» **EXERCISE DESCRIPTION**: Extract every entry word for word.

» **EXCERPTED RECORDS**:
======

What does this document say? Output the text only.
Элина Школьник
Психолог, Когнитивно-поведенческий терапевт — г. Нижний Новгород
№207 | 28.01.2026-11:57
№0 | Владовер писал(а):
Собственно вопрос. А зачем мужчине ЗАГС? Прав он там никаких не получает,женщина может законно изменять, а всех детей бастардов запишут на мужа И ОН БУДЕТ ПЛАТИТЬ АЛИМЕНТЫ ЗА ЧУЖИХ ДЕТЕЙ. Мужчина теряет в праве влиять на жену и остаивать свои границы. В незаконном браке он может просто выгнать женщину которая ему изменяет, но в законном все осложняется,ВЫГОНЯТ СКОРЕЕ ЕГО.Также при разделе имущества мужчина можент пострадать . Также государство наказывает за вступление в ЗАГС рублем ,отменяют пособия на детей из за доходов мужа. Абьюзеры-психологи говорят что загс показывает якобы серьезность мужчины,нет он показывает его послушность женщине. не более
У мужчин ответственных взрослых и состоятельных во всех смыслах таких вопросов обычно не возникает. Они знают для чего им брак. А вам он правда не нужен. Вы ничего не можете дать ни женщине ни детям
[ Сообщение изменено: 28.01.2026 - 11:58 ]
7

======

» **EXERCISE OUTPUT**:
What does this document say? Output the text only.
Элина Школьник
Психолог, Когнитивно-поведенческий терапевт — г. Нижний Новгород
№207 | 28.01.2026-11:57
№0 | Владовер писал(а):
Собственно вопрос. А зачем мужчине ЗАГС? Прав он там никаких не получает,женщина может законно изменять, а всех детей бастардов запишут на мужа И ОН БУДЕТ ПЛАТИТЬ АЛИМЕНТЫ ЗА ЧУЖИХ ДЕТЕЙ. Мужчина теряет в праве влиять на жену и остаивать свои границы. В незаконном браке он может просто выгнать женщину которая ему изменяет, но в законном все осложняется,ВЫГОНЯТ СКОРЕЕ ЕГО.Также при разделе имущества мужчина можент пострадать . Также государство наказывает за вступление в ЗАГС рублем ,отменяют пособия на детей из за доходов мужа. Абьюзеры-психологи говорят что загс показывает якобы серьезность мужчины,нет он показывает его послушность женщине. не более
У мужчин ответственных взрослых и состоятельных во всех смыслах таких вопросов обычно не возникает. Они знают для чего им брак. А вам он правда не нужен. Вы ничего не можете дать ни женщине ни детям
[ Сообщение изменено: 28.01.2026 - 11:58 ]
7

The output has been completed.